Recorded data
(begin)

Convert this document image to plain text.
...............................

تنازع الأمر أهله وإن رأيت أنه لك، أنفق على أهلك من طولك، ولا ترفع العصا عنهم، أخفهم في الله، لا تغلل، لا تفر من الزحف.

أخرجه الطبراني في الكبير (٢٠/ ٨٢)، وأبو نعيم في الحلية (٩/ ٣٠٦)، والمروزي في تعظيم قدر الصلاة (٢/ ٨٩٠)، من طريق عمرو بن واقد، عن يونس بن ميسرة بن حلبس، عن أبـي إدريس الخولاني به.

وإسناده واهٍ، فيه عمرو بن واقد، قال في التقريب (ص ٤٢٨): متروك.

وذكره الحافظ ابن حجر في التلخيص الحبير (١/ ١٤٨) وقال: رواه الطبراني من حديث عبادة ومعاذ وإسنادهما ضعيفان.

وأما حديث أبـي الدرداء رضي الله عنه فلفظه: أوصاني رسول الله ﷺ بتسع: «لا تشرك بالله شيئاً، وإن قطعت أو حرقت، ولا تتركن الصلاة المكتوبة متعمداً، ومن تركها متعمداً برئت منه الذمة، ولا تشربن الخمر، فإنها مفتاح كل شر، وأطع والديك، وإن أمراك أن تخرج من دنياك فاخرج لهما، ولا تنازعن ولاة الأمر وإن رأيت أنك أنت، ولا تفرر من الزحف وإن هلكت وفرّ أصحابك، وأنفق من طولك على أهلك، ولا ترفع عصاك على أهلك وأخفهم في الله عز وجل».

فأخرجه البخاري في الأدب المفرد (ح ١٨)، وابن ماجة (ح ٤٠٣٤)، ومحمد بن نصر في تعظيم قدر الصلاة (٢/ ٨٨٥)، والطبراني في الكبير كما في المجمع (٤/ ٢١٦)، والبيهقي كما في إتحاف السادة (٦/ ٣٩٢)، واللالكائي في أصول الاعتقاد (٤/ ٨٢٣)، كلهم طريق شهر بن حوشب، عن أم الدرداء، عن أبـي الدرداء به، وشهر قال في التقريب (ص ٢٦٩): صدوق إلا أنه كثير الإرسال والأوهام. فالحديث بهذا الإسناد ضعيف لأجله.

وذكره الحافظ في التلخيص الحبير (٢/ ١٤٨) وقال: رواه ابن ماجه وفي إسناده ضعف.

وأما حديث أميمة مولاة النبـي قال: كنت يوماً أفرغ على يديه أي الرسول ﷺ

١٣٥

(end)

AIM: Word for word, quote all of the data above.

FULL RESPONSE:
Convert this document image to plain text.
...............................

تنازع الأمر أهله وإن رأيت أنه لك، أنفق على أهلك من طولك، ولا ترفع العصا عنهم، أخفهم في الله، لا تغلل، لا تفر من الزحف.

أخرجه الطبراني في الكبير (٢٠/ ٨٢)، وأبو نعيم في الحلية (٩/ ٣٠٦)، والمروزي في تعظيم قدر الصلاة (٢/ ٨٩٠)، من طريق عمرو بن واقد، عن يونس بن ميسرة بن حلبس، عن أبـي إدريس الخولاني به.

وإسناده واهٍ، فيه عمرو بن واقد، قال في التقريب (ص ٤٢٨): متروك.

وذكره الحافظ ابن حجر في التلخيص الحبير (١/ ١٤٨) وقال: رواه الطبراني من حديث عبادة ومعاذ وإسنادهما ضعيفان.

وأما حديث أبـي الدرداء رضي الله عنه فلفظه: أوصاني رسول الله ﷺ بتسع: «لا تشرك بالله شيئاً، وإن قطعت أو حرقت، ولا تتركن الصلاة المكتوبة متعمداً، ومن تركها متعمداً برئت منه الذمة، ولا تشربن الخمر، فإنها مفتاح كل شر، وأطع والديك، وإن أمراك أن تخرج من دنياك فاخرج لهما، ولا تنازعن ولاة الأمر وإن رأيت أنك أنت، ولا تفرر من الزحف وإن هلكت وفرّ أصحابك، وأنفق من طولك على أهلك، ولا ترفع عصاك على أهلك وأخفهم في الله عز وجل».

فأخرجه البخاري في الأدب المفرد (ح ١٨)، وابن ماجة (ح ٤٠٣٤)، ومحمد بن نصر في تعظيم قدر الصلاة (٢/ ٨٨٥)، والطبراني في الكبير كما في المجمع (٤/ ٢١٦)، والبيهقي كما في إتحاف السادة (٦/ ٣٩٢)، واللالكائي في أصول الاعتقاد (٤/ ٨٢٣)، كلهم طريق شهر بن حوشب، عن أم الدرداء، عن أبـي الدرداء به، وشهر قال في التقريب (ص ٢٦٩): صدوق إلا أنه كثير الإرسال والأوهام. فالحديث بهذا الإسناد ضعيف لأجله.

وذكره الحافظ في التلخيص الحبير (٢/ ١٤٨) وقال: رواه ابن ماجه وفي إسناده ضعف.

وأما حديث أميمة مولاة النبـي قال: كنت يوماً أفرغ على يديه أي الرسول ﷺ

١٣٥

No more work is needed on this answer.